CHALLENGE -> Leave out the pictures and transcribe the rest of the records exactly.

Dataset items
━━━━━━━━━━

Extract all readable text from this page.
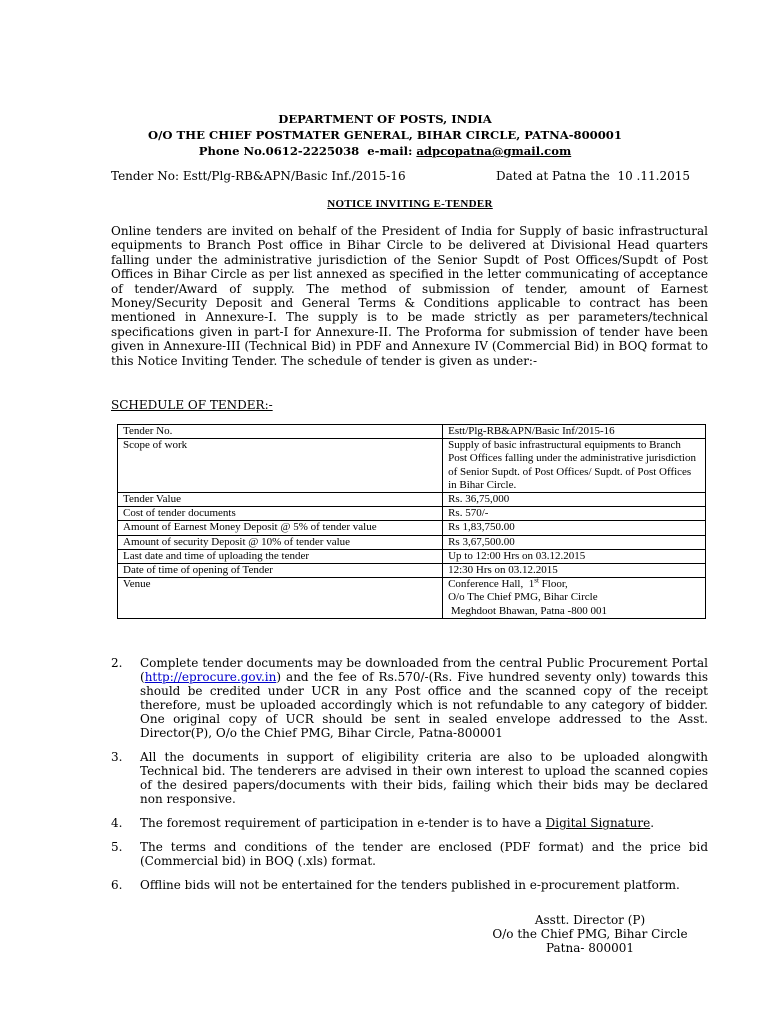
DEPARTMENT OF POSTS, INDIA
O/O THE CHIEF POSTMATER GENERAL, BIHAR CIRCLE, PATNA-800001
Phone No.0612-2225038  e-mail: adpcopatna@gmail.com
Tender No: Estt/Plg-RB&APN/Basic Inf./2015-16	Dated at Patna the  10 .11.2015
NOTICE INVITING E-TENDER
Online tenders are invited on behalf of the President of India for Supply of basic infrastructural equipments to Branch Post office in Bihar Circle to be delivered at Divisional Head quarters falling under the administrative jurisdiction of the Senior Supdt of Post Offices/Supdt of Post Offices in Bihar Circle as per list annexed as specified in the letter communicating of acceptance of tender/Award of supply. The method of submission of tender, amount of Earnest Money/Security Deposit and General Terms & Conditions applicable to contract has been mentioned in Annexure-I. The supply is to be made strictly as per parameters/technical specifications given in part-I for Annexure-II. The Proforma for submission of tender have been given in Annexure-III (Technical Bid) in PDF and Annexure IV (Commercial Bid) in BOQ format to this Notice Inviting Tender. The schedule of tender is given as under:-
SCHEDULE OF TENDER:-
Tender No.	Estt/Plg-RB&APN/Basic Inf/2015-16
Scope of work	Supply of basic infrastructural equipments to Branch Post Offices falling under the administrative jurisdiction of Senior Supdt. of Post Offices/ Supdt. of Post Offices in Bihar Circle.
Tender Value	Rs. 36,75,000
Cost of tender documents	Rs. 570/-
Amount of Earnest Money Deposit @ 5% of tender value	Rs 1,83,750.00
Amount of security Deposit @ 10% of tender value	Rs 3,67,500.00
Last date and time of uploading the tender	Up to 12:00 Hrs on 03.12.2015
Date of time of opening of Tender	12:30 Hrs on 03.12.2015
Venue	Conference Hall,  1st Floor,
O/o The Chief PMG, Bihar Circle
Meghdoot Bhawan, Patna -800 001
2. Complete tender documents may be downloaded from the central Public Procurement Portal (http://eprocure.gov.in) and the fee of Rs.570/-(Rs. Five hundred seventy only) towards this should be credited under UCR in any Post office and the scanned copy of the receipt therefore, must be uploaded accordingly which is not refundable to any category of bidder. One original copy of UCR should be sent in sealed envelope addressed to the Asst. Director(P), O/o the Chief PMG, Bihar Circle, Patna-800001
3. All the documents in support of eligibility criteria are also to be uploaded alongwith Technical bid. The tenderers are advised in their own interest to upload the scanned copies of the desired papers/documents with their bids, failing which their bids may be declared non responsive.
4. The foremost requirement of participation in e-tender is to have a Digital Signature.
5. The terms and conditions of the tender are enclosed (PDF format) and the price bid (Commercial bid) in BOQ (.xls) format.
6. Offline bids will not be entertained for the tenders published in e-procurement platform.
Asstt. Director (P)
O/o the Chief PMG, Bihar Circle
Patna- 800001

━━━━━━━━━━

WRITTEN ANSWER ->
Extract all readable text from this page.
DEPARTMENT OF POSTS, INDIA
O/O THE CHIEF POSTMATER GENERAL, BIHAR CIRCLE, PATNA-800001
Phone No.0612-2225038  e-mail: adpcopatna@gmail.com
Tender No: Estt/Plg-RB&APN/Basic Inf./2015-16	Dated at Patna the  10 .11.2015
NOTICE INVITING E-TENDER
Online tenders are invited on behalf of the President of India for Supply of basic infrastructural equipments to Branch Post office in Bihar Circle to be delivered at Divisional Head quarters falling under the administrative jurisdiction of the Senior Supdt of Post Offices/Supdt of Post Offices in Bihar Circle as per list annexed as specified in the letter communicating of acceptance of tender/Award of supply. The method of submission of tender, amount of Earnest Money/Security Deposit and General Terms & Conditions applicable to contract has been mentioned in Annexure-I. The supply is to be made strictly as per parameters/technical specifications given in part-I for Annexure-II. The Proforma for submission of tender have been given in Annexure-III (Technical Bid) in PDF and Annexure IV (Commercial Bid) in BOQ format to this Notice Inviting Tender. The schedule of tender is given as under:-
SCHEDULE OF TENDER:-
Tender No.	Estt/Plg-RB&APN/Basic Inf/2015-16
Scope of work	Supply of basic infrastructural equipments to Branch Post Offices falling under the administrative jurisdiction of Senior Supdt. of Post Offices/ Supdt. of Post Offices in Bihar Circle.
Tender Value	Rs. 36,75,000
Cost of tender documents	Rs. 570/-
Amount of Earnest Money Deposit @ 5% of tender value	Rs 1,83,750.00
Amount of security Deposit @ 10% of tender value	Rs 3,67,500.00
Last date and time of uploading the tender	Up to 12:00 Hrs on 03.12.2015
Date of time of opening of Tender	12:30 Hrs on 03.12.2015
Venue	Conference Hall,  1st Floor,
O/o The Chief PMG, Bihar Circle
Meghdoot Bhawan, Patna -800 001
2. Complete tender documents may be downloaded from the central Public Procurement Portal (http://eprocure.gov.in) and the fee of Rs.570/-(Rs. Five hundred seventy only) towards this should be credited under UCR in any Post office and the scanned copy of the receipt therefore, must be uploaded accordingly which is not refundable to any category of bidder. One original copy of UCR should be sent in sealed envelope addressed to the Asst. Director(P), O/o the Chief PMG, Bihar Circle, Patna-800001
3. All the documents in support of eligibility criteria are also to be uploaded alongwith Technical bid. The tenderers are advised in their own interest to upload the scanned copies of the desired papers/documents with their bids, failing which their bids may be declared non responsive.
4. The foremost requirement of participation in e-tender is to have a Digital Signature.
5. The terms and conditions of the tender are enclosed (PDF format) and the price bid (Commercial bid) in BOQ (.xls) format.
6. Offline bids will not be entertained for the tenders published in e-procurement platform.
Asstt. Director (P)
O/o the Chief PMG, Bihar Circle
Patna- 800001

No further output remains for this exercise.